Extract the complete listing and repeat it word for word.

------ DATASET ROWS ------

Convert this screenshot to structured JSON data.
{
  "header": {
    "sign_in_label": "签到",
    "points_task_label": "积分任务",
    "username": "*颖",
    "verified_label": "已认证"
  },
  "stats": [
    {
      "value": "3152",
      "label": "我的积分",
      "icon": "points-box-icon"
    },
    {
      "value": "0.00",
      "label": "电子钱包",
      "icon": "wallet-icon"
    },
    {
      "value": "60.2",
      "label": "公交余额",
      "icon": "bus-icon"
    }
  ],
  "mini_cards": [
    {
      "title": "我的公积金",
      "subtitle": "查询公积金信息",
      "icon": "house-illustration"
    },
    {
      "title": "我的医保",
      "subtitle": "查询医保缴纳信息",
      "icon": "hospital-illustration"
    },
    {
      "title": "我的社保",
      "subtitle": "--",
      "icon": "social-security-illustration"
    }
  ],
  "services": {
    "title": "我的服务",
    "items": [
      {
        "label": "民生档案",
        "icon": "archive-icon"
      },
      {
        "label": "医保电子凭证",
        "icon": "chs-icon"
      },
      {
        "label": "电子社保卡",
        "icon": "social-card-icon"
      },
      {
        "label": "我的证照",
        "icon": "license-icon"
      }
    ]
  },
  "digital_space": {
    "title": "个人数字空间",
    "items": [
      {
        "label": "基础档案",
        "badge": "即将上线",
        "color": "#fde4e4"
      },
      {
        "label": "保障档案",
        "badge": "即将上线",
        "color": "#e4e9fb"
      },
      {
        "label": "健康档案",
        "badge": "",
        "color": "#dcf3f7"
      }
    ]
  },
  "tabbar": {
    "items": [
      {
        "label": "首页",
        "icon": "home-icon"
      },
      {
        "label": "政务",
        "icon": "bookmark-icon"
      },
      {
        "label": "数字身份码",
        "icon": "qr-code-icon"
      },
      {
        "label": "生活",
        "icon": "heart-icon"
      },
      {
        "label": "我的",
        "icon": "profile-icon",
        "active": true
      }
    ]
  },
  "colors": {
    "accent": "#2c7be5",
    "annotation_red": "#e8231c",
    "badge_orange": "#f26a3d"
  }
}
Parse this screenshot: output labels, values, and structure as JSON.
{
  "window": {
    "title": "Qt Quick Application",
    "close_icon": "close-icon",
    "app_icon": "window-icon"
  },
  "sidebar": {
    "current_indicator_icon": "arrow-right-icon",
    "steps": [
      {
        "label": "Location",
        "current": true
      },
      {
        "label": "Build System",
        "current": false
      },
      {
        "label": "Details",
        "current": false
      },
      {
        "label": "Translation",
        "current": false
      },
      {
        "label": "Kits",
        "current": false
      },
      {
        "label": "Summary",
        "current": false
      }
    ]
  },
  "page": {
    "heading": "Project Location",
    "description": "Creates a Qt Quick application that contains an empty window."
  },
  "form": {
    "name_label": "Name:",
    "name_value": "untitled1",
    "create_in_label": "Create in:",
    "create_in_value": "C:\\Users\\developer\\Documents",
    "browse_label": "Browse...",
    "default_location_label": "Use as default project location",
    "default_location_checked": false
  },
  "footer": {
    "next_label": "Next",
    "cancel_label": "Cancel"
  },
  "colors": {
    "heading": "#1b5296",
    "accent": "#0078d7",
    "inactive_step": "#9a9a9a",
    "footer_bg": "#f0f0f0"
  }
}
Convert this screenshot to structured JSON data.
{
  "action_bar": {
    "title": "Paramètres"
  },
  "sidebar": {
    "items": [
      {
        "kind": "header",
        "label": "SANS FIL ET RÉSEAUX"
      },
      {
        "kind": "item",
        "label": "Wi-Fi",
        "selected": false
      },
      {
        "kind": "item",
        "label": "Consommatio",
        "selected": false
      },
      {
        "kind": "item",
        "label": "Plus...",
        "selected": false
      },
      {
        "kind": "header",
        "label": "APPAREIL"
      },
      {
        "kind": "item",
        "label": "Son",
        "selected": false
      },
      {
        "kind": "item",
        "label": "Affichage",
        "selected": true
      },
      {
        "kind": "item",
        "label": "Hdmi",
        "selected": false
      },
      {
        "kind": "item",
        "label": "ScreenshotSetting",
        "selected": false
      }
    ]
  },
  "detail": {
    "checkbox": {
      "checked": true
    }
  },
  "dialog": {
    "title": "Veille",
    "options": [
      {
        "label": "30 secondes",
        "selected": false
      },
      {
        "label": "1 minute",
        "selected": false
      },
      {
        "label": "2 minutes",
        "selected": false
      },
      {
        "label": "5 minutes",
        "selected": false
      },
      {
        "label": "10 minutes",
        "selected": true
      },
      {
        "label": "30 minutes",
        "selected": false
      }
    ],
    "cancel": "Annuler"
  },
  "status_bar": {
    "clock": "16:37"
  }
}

------

- **EXERCISE SOLUTION**:
Convert this screenshot to structured JSON data.
{
  "header": {
    "sign_in_label": "签到",
    "points_task_label": "积分任务",
    "username": "*颖",
    "verified_label": "已认证"
  },
  "stats": [
    {
      "value": "3152",
      "label": "我的积分",
      "icon": "points-box-icon"
    },
    {
      "value": "0.00",
      "label": "电子钱包",
      "icon": "wallet-icon"
    },
    {
      "value": "60.2",
      "label": "公交余额",
      "icon": "bus-icon"
    }
  ],
  "mini_cards": [
    {
      "title": "我的公积金",
      "subtitle": "查询公积金信息",
      "icon": "house-illustration"
    },
    {
      "title": "我的医保",
      "subtitle": "查询医保缴纳信息",
      "icon": "hospital-illustration"
    },
    {
      "title": "我的社保",
      "subtitle": "--",
      "icon": "social-security-illustration"
    }
  ],
  "services": {
    "title": "我的服务",
    "items": [
      {
        "label": "民生档案",
        "icon": "archive-icon"
      },
      {
        "label": "医保电子凭证",
        "icon": "chs-icon"
      },
      {
        "label": "电子社保卡",
        "icon": "social-card-icon"
      },
      {
        "label": "我的证照",
        "icon": "license-icon"
      }
    ]
  },
  "digital_space": {
    "title": "个人数字空间",
    "items": [
      {
        "label": "基础档案",
        "badge": "即将上线",
        "color": "#fde4e4"
      },
      {
        "label": "保障档案",
        "badge": "即将上线",
        "color": "#e4e9fb"
      },
      {
        "label": "健康档案",
        "badge": "",
        "color": "#dcf3f7"
      }
    ]
  },
  "tabbar": {
    "items": [
      {
        "label": "首页",
        "icon": "home-icon"
      },
      {
        "label": "政务",
        "icon": "bookmark-icon"
      },
      {
        "label": "数字身份码",
        "icon": "qr-code-icon"
      },
      {
        "label": "生活",
        "icon": "heart-icon"
      },
      {
        "label": "我的",
        "icon": "profile-icon",
        "active": true
      }
    ]
  },
  "colors": {
    "accent": "#2c7be5",
    "annotation_red": "#e8231c",
    "badge_orange": "#f26a3d"
  }
}
Parse this screenshot: output labels, values, and structure as JSON.
{
  "window": {
    "title": "Qt Quick Application",
    "close_icon": "close-icon",
    "app_icon": "window-icon"
  },
  "sidebar": {
    "current_indicator_icon": "arrow-right-icon",
    "steps": [
      {
        "label": "Location",
        "current": true
      },
      {
        "label": "Build System",
        "current": false
      },
      {
        "label": "Details",
        "current": false
      },
      {
        "label": "Translation",
        "current": false
      },
      {
        "label": "Kits",
        "current": false
      },
      {
        "label": "Summary",
        "current": false
      }
    ]
  },
  "page": {
    "heading": "Project Location",
    "description": "Creates a Qt Quick application that contains an empty window."
  },
  "form": {
    "name_label": "Name:",
    "name_value": "untitled1",
    "create_in_label": "Create in:",
    "create_in_value": "C:\\Users\\developer\\Documents",
    "browse_label": "Browse...",
    "default_location_label": "Use as default project location",
    "default_location_checked": false
  },
  "footer": {
    "next_label": "Next",
    "cancel_label": "Cancel"
  },
  "colors": {
    "heading": "#1b5296",
    "accent": "#0078d7",
    "inactive_step": "#9a9a9a",
    "footer_bg": "#f0f0f0"
  }
}
Convert this screenshot to structured JSON data.
{
  "action_bar": {
    "title": "Paramètres"
  },
  "sidebar": {
    "items": [
      {
        "kind": "header",
        "label": "SANS FIL ET RÉSEAUX"
      },
      {
        "kind": "item",
        "label": "Wi-Fi",
        "selected": false
      },
      {
        "kind": "item",
        "label": "Consommatio",
        "selected": false
      },
      {
        "kind": "item",
        "label": "Plus...",
        "selected": false
      },
      {
        "kind": "header",
        "label": "APPAREIL"
      },
      {
        "kind": "item",
        "label": "Son",
        "selected": false
      },
      {
        "kind": "item",
        "label": "Affichage",
        "selected": true
      },
      {
        "kind": "item",
        "label": "Hdmi",
        "selected": false
      },
      {
        "kind": "item",
        "label": "ScreenshotSetting",
        "selected": false
      }
    ]
  },
  "detail": {
    "checkbox": {
      "checked": true
    }
  },
  "dialog": {
    "title": "Veille",
    "options": [
      {
        "label": "30 secondes",
        "selected": false
      },
      {
        "label": "1 minute",
        "selected": false
      },
      {
        "label": "2 minutes",
        "selected": false
      },
      {
        "label": "5 minutes",
        "selected": false
      },
      {
        "label": "10 minutes",
        "selected": true
      },
      {
        "label": "30 minutes",
        "selected": false
      }
    ],
    "cancel": "Annuler"
  },
  "status_bar": {
    "clock": "16:37"
  }
}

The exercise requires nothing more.